== What to do ==
Show only lines that include "services".
[start]
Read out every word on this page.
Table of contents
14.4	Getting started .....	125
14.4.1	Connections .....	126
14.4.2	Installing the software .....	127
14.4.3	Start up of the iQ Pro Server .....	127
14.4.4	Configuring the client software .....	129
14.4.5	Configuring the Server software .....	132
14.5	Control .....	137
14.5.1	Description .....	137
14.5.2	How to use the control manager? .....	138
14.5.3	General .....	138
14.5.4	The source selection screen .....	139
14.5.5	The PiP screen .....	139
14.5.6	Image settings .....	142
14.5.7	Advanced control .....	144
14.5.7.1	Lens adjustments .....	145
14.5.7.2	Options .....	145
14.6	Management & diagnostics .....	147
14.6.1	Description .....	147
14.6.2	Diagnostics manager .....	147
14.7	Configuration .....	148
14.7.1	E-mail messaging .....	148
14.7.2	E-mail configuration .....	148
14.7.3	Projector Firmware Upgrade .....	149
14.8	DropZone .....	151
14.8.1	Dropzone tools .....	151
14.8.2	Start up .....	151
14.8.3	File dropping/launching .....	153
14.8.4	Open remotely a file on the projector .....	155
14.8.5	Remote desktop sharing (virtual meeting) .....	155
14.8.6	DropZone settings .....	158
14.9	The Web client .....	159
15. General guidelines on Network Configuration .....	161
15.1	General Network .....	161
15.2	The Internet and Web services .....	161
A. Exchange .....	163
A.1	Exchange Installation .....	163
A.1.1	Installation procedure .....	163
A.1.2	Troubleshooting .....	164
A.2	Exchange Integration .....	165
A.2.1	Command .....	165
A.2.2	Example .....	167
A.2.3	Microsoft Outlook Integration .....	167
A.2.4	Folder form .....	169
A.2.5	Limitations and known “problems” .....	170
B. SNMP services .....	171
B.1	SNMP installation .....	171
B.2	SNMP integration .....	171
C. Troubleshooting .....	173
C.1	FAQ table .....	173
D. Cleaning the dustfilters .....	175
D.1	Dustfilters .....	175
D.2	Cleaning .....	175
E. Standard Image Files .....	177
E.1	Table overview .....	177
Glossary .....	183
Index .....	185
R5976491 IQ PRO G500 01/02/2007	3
[end]
[start]
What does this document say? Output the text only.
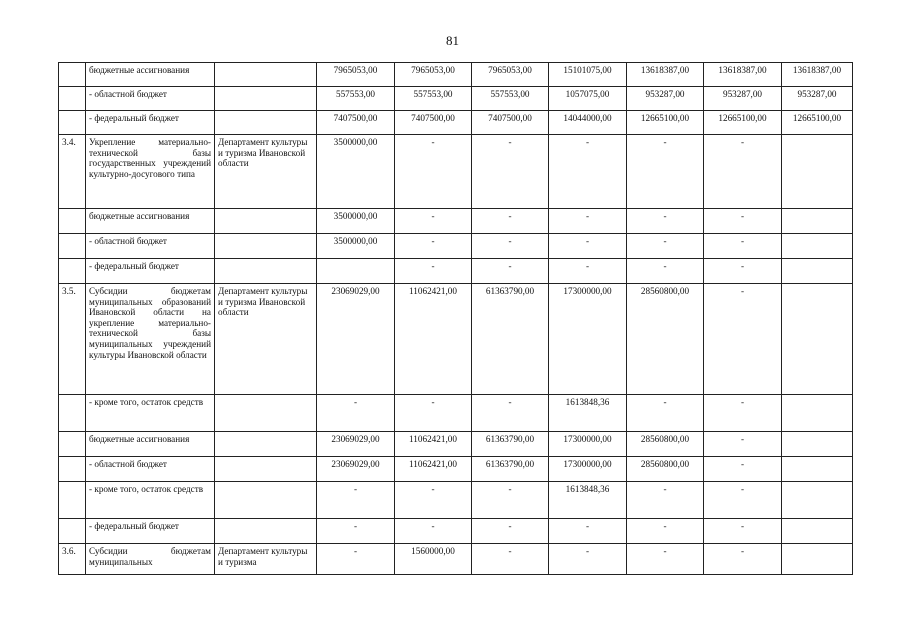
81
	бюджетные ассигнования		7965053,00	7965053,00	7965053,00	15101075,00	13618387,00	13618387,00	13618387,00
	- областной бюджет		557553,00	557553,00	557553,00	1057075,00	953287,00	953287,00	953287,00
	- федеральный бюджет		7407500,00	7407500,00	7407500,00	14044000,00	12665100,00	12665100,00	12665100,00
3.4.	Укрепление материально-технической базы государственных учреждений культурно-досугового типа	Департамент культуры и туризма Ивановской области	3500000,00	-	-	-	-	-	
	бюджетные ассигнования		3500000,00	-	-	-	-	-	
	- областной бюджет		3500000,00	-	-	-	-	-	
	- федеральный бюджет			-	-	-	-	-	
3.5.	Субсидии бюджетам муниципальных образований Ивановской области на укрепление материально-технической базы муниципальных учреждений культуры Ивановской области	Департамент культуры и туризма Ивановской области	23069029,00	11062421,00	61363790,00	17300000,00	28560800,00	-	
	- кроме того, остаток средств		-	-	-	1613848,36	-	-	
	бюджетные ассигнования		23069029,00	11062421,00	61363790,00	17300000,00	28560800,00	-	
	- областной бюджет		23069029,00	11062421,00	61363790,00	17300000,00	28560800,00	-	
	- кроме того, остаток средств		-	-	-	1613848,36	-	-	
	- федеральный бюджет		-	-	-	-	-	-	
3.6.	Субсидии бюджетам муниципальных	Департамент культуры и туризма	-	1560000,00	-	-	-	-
[end]
== Answer ==
15.2	The Internet and Web services .....	161
B. SNMP services .....	171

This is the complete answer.